- MATERIAL FOR THIS EXERCISE:
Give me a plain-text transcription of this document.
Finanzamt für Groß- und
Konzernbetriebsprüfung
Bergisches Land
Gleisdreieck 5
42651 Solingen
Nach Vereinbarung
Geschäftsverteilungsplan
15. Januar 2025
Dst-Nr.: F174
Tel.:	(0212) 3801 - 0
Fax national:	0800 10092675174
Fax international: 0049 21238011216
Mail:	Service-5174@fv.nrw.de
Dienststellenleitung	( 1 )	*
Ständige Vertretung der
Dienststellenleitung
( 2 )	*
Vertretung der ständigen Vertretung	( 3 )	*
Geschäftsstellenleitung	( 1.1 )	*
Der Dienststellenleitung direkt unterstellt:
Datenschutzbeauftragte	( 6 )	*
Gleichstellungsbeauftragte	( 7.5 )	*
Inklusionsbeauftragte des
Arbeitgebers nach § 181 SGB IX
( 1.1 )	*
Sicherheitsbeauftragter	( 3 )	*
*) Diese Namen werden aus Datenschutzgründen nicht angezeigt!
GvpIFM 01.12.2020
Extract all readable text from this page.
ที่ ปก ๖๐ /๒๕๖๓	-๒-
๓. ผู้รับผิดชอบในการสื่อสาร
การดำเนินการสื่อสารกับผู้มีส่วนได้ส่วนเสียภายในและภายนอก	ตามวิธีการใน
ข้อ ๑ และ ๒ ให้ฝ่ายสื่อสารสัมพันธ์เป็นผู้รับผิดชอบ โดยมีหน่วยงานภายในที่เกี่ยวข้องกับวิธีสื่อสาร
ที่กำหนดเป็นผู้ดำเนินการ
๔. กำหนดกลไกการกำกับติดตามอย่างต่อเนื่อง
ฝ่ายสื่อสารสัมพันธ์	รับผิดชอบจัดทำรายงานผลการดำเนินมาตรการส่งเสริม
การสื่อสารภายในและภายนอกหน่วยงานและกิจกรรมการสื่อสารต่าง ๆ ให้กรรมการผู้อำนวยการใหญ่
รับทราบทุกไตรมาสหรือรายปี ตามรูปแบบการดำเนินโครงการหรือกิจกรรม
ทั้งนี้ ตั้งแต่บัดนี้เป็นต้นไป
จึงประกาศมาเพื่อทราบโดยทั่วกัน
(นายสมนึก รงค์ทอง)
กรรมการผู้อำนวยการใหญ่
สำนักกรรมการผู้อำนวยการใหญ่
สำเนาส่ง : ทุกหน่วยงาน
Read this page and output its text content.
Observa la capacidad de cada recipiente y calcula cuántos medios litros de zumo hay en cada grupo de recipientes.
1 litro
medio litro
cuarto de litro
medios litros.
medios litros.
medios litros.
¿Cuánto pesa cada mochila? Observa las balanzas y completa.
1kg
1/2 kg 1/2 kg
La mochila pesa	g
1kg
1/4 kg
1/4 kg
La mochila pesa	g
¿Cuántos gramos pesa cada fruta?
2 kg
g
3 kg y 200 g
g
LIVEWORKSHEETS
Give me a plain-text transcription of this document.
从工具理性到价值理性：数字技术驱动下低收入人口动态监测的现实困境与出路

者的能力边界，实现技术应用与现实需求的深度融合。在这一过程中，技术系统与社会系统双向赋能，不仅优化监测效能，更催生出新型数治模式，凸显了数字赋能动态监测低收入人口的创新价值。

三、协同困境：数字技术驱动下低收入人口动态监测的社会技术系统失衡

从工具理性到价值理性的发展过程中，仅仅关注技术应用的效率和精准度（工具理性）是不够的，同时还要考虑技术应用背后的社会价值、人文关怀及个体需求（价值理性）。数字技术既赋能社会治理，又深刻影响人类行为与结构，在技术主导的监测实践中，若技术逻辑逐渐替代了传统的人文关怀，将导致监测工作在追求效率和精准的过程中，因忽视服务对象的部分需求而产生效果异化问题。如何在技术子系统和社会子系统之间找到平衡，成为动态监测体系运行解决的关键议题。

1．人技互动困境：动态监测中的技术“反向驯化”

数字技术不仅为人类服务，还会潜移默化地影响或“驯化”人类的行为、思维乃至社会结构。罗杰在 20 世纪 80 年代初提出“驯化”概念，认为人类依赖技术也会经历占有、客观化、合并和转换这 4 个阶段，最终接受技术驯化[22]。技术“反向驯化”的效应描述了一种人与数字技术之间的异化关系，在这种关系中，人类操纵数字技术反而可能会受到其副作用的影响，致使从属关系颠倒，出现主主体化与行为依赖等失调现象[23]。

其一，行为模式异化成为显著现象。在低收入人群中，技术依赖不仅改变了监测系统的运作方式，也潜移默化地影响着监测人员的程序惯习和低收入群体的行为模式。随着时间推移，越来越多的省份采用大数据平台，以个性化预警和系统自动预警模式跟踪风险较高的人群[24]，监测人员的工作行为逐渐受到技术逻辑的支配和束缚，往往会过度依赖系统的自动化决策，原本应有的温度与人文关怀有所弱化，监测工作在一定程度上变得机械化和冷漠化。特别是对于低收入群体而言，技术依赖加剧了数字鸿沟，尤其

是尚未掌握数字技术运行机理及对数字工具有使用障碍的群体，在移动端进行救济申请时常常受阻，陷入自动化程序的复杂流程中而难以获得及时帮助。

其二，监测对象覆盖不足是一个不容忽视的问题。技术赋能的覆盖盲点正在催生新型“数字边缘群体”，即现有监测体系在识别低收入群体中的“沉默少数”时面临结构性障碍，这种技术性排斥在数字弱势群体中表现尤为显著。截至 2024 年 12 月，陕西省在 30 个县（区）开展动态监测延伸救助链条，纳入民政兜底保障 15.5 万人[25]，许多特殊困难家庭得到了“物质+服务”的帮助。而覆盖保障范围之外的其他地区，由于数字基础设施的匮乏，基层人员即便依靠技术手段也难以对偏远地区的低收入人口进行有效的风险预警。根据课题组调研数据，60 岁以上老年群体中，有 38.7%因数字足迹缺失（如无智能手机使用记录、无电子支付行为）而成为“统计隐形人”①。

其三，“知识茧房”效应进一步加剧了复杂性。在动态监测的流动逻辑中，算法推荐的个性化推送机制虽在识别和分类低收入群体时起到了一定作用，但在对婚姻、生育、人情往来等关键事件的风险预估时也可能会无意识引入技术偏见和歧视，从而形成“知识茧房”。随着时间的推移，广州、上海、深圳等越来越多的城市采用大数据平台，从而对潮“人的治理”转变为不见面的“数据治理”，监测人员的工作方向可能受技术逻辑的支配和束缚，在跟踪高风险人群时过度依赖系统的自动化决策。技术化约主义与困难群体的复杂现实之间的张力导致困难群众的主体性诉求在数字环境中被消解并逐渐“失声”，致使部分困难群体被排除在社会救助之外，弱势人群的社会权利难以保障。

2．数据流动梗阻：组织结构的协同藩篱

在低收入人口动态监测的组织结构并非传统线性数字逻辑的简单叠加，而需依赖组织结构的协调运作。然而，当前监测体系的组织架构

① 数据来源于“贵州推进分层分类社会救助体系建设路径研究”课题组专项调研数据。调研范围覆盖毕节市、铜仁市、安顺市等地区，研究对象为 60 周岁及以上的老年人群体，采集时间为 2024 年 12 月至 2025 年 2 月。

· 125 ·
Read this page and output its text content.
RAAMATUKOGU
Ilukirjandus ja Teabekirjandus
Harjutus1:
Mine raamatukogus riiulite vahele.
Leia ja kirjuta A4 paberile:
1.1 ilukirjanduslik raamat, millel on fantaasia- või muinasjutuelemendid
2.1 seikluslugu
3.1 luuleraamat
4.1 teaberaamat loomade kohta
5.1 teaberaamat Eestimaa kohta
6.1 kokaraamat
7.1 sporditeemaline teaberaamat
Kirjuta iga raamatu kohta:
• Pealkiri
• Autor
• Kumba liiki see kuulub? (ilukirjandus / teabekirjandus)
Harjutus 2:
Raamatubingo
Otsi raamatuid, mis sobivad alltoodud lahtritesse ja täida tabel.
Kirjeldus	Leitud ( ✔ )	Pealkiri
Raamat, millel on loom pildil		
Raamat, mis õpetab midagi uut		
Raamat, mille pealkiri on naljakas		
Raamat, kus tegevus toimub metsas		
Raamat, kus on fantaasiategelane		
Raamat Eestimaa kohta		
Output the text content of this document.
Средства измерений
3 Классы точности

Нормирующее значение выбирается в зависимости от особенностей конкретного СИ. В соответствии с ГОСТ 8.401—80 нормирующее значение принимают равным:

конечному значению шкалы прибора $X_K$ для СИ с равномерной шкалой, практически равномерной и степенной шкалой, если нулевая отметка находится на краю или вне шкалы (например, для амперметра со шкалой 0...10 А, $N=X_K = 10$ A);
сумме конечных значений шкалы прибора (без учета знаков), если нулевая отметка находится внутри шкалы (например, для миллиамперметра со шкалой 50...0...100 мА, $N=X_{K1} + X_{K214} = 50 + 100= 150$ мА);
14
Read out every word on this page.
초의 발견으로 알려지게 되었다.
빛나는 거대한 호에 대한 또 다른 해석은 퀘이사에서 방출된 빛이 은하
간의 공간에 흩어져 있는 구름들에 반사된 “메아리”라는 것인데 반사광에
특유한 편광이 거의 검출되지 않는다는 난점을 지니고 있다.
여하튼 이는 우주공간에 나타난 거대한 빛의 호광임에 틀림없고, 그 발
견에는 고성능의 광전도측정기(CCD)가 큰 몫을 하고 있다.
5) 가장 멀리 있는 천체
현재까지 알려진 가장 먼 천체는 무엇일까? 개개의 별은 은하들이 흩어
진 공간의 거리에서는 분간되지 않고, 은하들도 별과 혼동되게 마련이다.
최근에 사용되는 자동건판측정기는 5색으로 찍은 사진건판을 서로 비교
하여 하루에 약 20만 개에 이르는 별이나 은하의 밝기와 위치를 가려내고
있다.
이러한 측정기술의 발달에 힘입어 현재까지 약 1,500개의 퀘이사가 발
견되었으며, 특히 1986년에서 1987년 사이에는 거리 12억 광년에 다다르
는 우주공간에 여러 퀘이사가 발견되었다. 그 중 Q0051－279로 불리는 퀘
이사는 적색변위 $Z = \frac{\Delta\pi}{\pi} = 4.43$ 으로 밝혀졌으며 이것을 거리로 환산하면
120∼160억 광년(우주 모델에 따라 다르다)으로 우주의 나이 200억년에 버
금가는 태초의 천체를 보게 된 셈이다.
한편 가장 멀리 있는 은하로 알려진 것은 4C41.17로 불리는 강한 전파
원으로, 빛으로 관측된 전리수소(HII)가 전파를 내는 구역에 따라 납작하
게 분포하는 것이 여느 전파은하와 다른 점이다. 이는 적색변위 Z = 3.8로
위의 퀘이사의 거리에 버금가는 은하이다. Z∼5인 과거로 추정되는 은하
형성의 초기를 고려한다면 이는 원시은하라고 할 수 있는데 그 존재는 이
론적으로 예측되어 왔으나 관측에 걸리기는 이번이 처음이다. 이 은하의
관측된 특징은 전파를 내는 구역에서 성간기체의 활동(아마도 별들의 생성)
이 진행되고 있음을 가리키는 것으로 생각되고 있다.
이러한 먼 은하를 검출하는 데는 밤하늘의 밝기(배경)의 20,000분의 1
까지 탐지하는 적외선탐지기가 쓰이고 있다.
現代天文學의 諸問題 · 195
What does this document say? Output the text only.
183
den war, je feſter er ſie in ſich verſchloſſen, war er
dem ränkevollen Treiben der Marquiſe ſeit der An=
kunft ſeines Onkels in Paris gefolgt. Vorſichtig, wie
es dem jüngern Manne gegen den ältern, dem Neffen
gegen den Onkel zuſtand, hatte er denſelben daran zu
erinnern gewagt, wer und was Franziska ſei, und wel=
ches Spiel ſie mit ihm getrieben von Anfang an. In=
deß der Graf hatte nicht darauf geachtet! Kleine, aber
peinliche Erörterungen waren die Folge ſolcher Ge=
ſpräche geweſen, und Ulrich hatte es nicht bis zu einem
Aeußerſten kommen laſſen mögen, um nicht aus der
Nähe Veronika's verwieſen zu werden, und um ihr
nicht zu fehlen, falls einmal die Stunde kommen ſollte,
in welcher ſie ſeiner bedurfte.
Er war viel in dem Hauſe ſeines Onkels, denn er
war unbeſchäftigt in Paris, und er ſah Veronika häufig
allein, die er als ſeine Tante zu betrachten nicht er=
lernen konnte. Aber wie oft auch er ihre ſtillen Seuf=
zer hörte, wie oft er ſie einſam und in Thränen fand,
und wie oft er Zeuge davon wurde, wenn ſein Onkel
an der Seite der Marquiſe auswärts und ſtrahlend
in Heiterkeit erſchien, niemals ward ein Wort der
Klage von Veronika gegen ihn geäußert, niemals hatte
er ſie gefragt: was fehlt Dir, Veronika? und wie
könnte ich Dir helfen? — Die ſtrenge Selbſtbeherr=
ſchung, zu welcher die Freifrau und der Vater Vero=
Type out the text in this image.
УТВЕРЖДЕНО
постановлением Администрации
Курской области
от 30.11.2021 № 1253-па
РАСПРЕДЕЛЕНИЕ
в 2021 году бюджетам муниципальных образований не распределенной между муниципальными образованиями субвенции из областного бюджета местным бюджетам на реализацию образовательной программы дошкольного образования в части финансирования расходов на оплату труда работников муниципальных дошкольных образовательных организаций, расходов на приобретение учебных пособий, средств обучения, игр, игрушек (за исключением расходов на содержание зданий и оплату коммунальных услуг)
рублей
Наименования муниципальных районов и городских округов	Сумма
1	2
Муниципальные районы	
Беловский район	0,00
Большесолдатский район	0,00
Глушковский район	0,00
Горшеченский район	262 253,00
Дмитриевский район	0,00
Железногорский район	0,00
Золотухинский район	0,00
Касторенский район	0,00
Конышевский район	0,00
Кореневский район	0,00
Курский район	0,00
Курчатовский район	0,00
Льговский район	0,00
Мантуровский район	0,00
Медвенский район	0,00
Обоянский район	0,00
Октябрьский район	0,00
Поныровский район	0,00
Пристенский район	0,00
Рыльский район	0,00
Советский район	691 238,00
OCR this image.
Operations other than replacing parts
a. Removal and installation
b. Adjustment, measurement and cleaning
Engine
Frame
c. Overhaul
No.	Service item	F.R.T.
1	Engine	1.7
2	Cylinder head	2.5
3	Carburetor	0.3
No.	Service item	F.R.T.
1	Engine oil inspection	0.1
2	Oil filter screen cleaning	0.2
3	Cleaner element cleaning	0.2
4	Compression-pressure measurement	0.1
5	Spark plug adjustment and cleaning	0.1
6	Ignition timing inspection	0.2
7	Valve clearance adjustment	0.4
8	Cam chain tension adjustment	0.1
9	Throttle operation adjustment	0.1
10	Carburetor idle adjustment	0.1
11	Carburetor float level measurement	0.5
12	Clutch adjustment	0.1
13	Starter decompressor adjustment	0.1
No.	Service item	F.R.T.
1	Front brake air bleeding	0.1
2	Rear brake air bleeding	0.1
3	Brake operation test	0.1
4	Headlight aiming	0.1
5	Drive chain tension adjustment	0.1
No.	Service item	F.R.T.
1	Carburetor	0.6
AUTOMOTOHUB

- SHORT EXERCISE: Pull every line containing "Dienststellenleitung" from the data.

- RESULT:
Dienststellenleitung	( 1 )	*
Dienststellenleitung
Der Dienststellenleitung direkt unterstellt:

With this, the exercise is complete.